[Data entries]
□ □ □ □ □ □ □

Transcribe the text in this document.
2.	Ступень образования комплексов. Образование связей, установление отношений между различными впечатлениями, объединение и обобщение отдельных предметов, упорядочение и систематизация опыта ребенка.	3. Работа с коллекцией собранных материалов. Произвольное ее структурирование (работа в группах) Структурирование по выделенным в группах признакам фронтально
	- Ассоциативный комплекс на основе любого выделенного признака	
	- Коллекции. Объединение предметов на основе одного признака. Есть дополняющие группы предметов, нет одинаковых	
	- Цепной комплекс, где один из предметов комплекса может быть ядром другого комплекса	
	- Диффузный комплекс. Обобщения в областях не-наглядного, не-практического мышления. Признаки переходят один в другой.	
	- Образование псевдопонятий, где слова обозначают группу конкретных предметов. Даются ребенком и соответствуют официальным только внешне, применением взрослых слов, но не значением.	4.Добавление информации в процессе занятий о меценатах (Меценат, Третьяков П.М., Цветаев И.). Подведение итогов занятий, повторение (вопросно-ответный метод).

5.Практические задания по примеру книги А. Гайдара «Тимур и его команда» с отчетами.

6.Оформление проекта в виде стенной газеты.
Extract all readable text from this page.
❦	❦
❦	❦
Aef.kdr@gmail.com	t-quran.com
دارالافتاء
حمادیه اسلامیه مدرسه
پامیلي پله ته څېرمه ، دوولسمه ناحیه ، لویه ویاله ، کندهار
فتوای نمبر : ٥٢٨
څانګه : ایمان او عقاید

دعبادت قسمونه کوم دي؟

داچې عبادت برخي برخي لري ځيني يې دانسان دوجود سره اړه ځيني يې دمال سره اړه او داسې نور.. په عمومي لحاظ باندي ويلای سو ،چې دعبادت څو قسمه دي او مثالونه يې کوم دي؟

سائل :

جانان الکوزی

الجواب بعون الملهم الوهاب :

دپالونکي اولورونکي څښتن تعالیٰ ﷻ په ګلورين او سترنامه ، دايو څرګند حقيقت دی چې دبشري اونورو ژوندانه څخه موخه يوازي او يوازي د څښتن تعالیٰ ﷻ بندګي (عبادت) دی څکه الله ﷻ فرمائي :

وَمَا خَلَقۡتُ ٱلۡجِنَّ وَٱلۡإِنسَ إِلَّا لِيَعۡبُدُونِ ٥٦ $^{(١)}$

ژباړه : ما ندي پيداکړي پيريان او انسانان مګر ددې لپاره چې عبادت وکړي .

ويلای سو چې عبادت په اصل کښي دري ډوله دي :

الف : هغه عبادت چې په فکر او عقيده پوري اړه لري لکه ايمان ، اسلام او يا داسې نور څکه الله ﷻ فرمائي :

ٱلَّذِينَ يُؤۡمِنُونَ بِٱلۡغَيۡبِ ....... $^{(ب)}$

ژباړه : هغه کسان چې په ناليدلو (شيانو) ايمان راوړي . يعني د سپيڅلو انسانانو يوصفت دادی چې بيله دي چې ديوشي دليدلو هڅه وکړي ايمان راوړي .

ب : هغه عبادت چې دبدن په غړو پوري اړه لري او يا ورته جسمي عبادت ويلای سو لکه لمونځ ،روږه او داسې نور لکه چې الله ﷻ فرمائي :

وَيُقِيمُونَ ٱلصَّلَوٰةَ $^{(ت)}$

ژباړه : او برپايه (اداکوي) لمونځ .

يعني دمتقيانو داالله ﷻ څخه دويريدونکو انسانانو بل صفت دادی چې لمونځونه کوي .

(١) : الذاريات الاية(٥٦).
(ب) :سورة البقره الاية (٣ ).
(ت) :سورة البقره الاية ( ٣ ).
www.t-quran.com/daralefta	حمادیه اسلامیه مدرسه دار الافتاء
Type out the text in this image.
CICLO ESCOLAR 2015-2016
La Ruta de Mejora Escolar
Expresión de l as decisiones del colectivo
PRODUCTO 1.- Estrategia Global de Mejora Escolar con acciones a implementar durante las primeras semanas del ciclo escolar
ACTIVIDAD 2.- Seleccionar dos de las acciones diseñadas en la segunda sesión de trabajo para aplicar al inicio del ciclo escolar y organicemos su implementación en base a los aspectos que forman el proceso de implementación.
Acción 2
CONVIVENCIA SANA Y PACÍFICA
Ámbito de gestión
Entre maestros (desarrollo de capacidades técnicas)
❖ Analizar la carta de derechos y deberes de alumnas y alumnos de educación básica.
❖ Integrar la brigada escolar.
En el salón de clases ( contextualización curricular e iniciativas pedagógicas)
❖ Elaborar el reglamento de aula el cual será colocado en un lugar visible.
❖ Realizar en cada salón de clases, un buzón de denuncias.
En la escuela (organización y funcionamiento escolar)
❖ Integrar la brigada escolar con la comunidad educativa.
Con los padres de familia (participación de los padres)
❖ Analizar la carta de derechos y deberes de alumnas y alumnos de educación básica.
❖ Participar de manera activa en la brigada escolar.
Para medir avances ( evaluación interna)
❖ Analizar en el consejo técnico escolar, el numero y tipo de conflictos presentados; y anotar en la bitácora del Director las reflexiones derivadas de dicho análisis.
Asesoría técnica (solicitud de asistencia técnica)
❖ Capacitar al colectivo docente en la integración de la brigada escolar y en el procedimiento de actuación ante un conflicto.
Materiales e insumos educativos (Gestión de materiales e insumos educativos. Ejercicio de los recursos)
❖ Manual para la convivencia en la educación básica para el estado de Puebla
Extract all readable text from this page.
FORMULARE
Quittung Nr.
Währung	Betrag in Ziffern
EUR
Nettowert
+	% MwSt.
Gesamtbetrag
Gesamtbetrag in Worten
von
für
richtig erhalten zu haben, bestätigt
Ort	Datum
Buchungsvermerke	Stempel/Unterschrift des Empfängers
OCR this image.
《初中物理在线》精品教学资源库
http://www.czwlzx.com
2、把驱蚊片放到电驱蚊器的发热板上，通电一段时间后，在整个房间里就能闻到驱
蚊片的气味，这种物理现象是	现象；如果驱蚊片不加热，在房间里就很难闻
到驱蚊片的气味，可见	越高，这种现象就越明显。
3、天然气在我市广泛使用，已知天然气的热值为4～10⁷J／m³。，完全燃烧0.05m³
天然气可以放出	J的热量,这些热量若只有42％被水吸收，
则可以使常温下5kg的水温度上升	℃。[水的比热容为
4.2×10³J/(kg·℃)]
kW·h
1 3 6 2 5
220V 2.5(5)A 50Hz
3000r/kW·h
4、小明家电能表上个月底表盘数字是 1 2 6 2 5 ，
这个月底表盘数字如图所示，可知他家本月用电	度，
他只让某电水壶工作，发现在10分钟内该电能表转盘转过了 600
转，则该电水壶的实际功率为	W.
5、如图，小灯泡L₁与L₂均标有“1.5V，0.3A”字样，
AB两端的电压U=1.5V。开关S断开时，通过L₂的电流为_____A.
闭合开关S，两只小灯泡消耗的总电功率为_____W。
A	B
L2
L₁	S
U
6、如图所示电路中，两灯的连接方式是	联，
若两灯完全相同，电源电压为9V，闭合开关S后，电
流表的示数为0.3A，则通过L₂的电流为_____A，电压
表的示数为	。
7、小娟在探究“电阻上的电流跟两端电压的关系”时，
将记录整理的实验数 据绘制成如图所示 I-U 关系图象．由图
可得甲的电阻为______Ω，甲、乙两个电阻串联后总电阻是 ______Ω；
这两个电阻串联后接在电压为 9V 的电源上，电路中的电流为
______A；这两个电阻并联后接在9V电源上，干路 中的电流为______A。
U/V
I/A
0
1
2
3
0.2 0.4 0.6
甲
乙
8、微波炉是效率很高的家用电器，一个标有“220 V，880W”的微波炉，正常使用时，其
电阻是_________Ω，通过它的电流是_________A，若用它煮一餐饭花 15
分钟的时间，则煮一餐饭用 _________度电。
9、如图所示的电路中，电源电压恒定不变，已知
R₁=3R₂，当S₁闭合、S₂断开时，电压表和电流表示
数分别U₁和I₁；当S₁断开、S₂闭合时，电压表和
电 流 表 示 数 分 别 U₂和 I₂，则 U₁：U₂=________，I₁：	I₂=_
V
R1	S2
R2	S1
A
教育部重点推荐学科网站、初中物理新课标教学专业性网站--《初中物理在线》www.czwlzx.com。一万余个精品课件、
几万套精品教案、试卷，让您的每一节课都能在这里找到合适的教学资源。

□ □ □ □ □ □ □

**Task requirements:** Only a number is wanted: how many lines of the data above contain "ويلای"?

**Full response:** 3